Stored records:
╔══
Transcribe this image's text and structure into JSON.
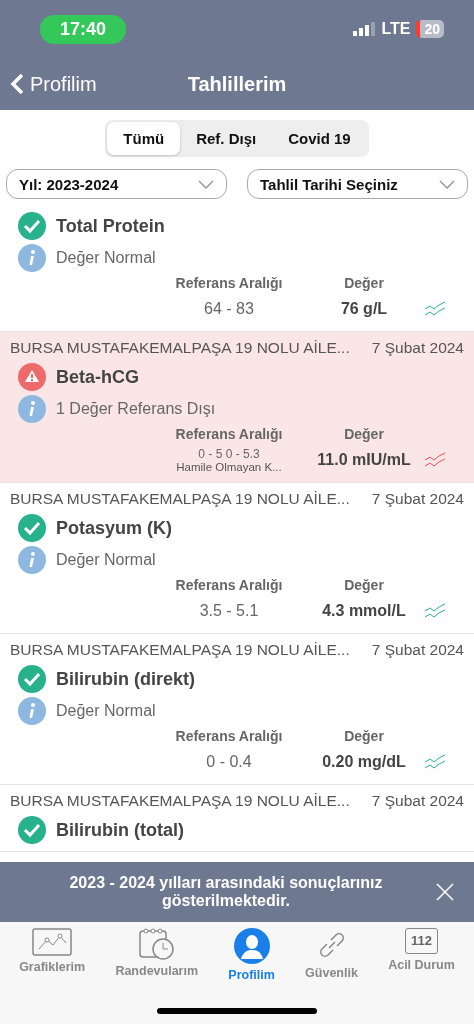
{
  "status_bar": {
    "time": "17:40",
    "network": "LTE",
    "battery": "20"
  },
  "nav": {
    "back": "Profilim",
    "title": "Tahlillerim"
  },
  "segments": [
    {
      "label": "Tümü",
      "selected": true
    },
    {
      "label": "Ref. Dışı",
      "selected": false
    },
    {
      "label": "Covid 19",
      "selected": false
    }
  ],
  "filters": [
    {
      "value": "Yıl: 2023-2024"
    },
    {
      "value": "Tahlil Tarihi Seçiniz"
    }
  ],
  "results": [
    {
      "kind": "normal",
      "title": "Total Protein",
      "note": "Değer Normal",
      "range_label": "Referans Aralığı",
      "value_label": "Değer",
      "range": "64 - 83",
      "value": "76 g/L"
    },
    {
      "kind": "alert",
      "source": "BURSA MUSTAFAKEMALPAŞA 19 NOLU AİLE...",
      "date": "7 Şubat 2024",
      "title": "Beta-hCG",
      "note": "1 Değer Referans Dışı",
      "range_label": "Referans Aralığı",
      "value_label": "Değer",
      "range": "0 - 5 0 - 5.3",
      "range_note": "Hamile Olmayan K...",
      "value": "11.0 mIU/mL"
    },
    {
      "kind": "normal",
      "source": "BURSA MUSTAFAKEMALPAŞA 19 NOLU AİLE...",
      "date": "7 Şubat 2024",
      "title": "Potasyum (K)",
      "note": "Değer Normal",
      "range_label": "Referans Aralığı",
      "value_label": "Değer",
      "range": "3.5 - 5.1",
      "value": "4.3 mmol/L"
    },
    {
      "kind": "normal",
      "source": "BURSA MUSTAFAKEMALPAŞA 19 NOLU AİLE...",
      "date": "7 Şubat 2024",
      "title": "Bilirubin (direkt)",
      "note": "Değer Normal",
      "range_label": "Referans Aralığı",
      "value_label": "Değer",
      "range": "0 - 0.4",
      "value": "0.20 mg/dL"
    },
    {
      "kind": "normal",
      "source": "BURSA MUSTAFAKEMALPAŞA 19 NOLU AİLE...",
      "date": "7 Şubat 2024",
      "title": "Bilirubin (total)"
    }
  ],
  "banner": {
    "text": "2023 - 2024 yılları arasındaki sonuçlarınız gösterilmektedir."
  },
  "tab_bar": [
    {
      "kind": "charts",
      "label": "Grafiklerim",
      "selected": false
    },
    {
      "kind": "appointments",
      "label": "Randevularım",
      "selected": false
    },
    {
      "kind": "profile",
      "label": "Profilim",
      "selected": true
    },
    {
      "kind": "security",
      "label": "Güvenlik",
      "selected": false
    },
    {
      "kind": "emergency",
      "label": "Acil Durum",
      "badge": "112",
      "selected": false
    }
  ]
}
╚══
## ASSIGNMENT
Restate each entry word for word; pictures stay out of the copy.

## RESULT BELOW
Transcribe this image's text and structure into JSON.
{
  "status_bar": {
    "time": "17:40",
    "network": "LTE",
    "battery": "20"
  },
  "nav": {
    "back": "Profilim",
    "title": "Tahlillerim"
  },
  "segments": [
    {
      "label": "Tümü",
      "selected": true
    },
    {
      "label": "Ref. Dışı",
      "selected": false
    },
    {
      "label": "Covid 19",
      "selected": false
    }
  ],
  "filters": [
    {
      "value": "Yıl: 2023-2024"
    },
    {
      "value": "Tahlil Tarihi Seçiniz"
    }
  ],
  "results": [
    {
      "kind": "normal",
      "title": "Total Protein",
      "note": "Değer Normal",
      "range_label": "Referans Aralığı",
      "value_label": "Değer",
      "range": "64 - 83",
      "value": "76 g/L"
    },
    {
      "kind": "alert",
      "source": "BURSA MUSTAFAKEMALPAŞA 19 NOLU AİLE...",
      "date": "7 Şubat 2024",
      "title": "Beta-hCG",
      "note": "1 Değer Referans Dışı",
      "range_label": "Referans Aralığı",
      "value_label": "Değer",
      "range": "0 - 5 0 - 5.3",
      "range_note": "Hamile Olmayan K...",
      "value": "11.0 mIU/mL"
    },
    {
      "kind": "normal",
      "source": "BURSA MUSTAFAKEMALPAŞA 19 NOLU AİLE...",
      "date": "7 Şubat 2024",
      "title": "Potasyum (K)",
      "note": "Değer Normal",
      "range_label": "Referans Aralığı",
      "value_label": "Değer",
      "range": "3.5 - 5.1",
      "value": "4.3 mmol/L"
    },
    {
      "kind": "normal",
      "source": "BURSA MUSTAFAKEMALPAŞA 19 NOLU AİLE...",
      "date": "7 Şubat 2024",
      "title": "Bilirubin (direkt)",
      "note": "Değer Normal",
      "range_label": "Referans Aralığı",
      "value_label": "Değer",
      "range": "0 - 0.4",
      "value": "0.20 mg/dL"
    },
    {
      "kind": "normal",
      "source": "BURSA MUSTAFAKEMALPAŞA 19 NOLU AİLE...",
      "date": "7 Şubat 2024",
      "title": "Bilirubin (total)"
    }
  ],
  "banner": {
    "text": "2023 - 2024 yılları arasındaki sonuçlarınız gösterilmektedir."
  },
  "tab_bar": [
    {
      "kind": "charts",
      "label": "Grafiklerim",
      "selected": false
    },
    {
      "kind": "appointments",
      "label": "Randevularım",
      "selected": false
    },
    {
      "kind": "profile",
      "label": "Profilim",
      "selected": true
    },
    {
      "kind": "security",
      "label": "Güvenlik",
      "selected": false
    },
    {
      "kind": "emergency",
      "label": "Acil Durum",
      "badge": "112",
      "selected": false
    }
  ]
}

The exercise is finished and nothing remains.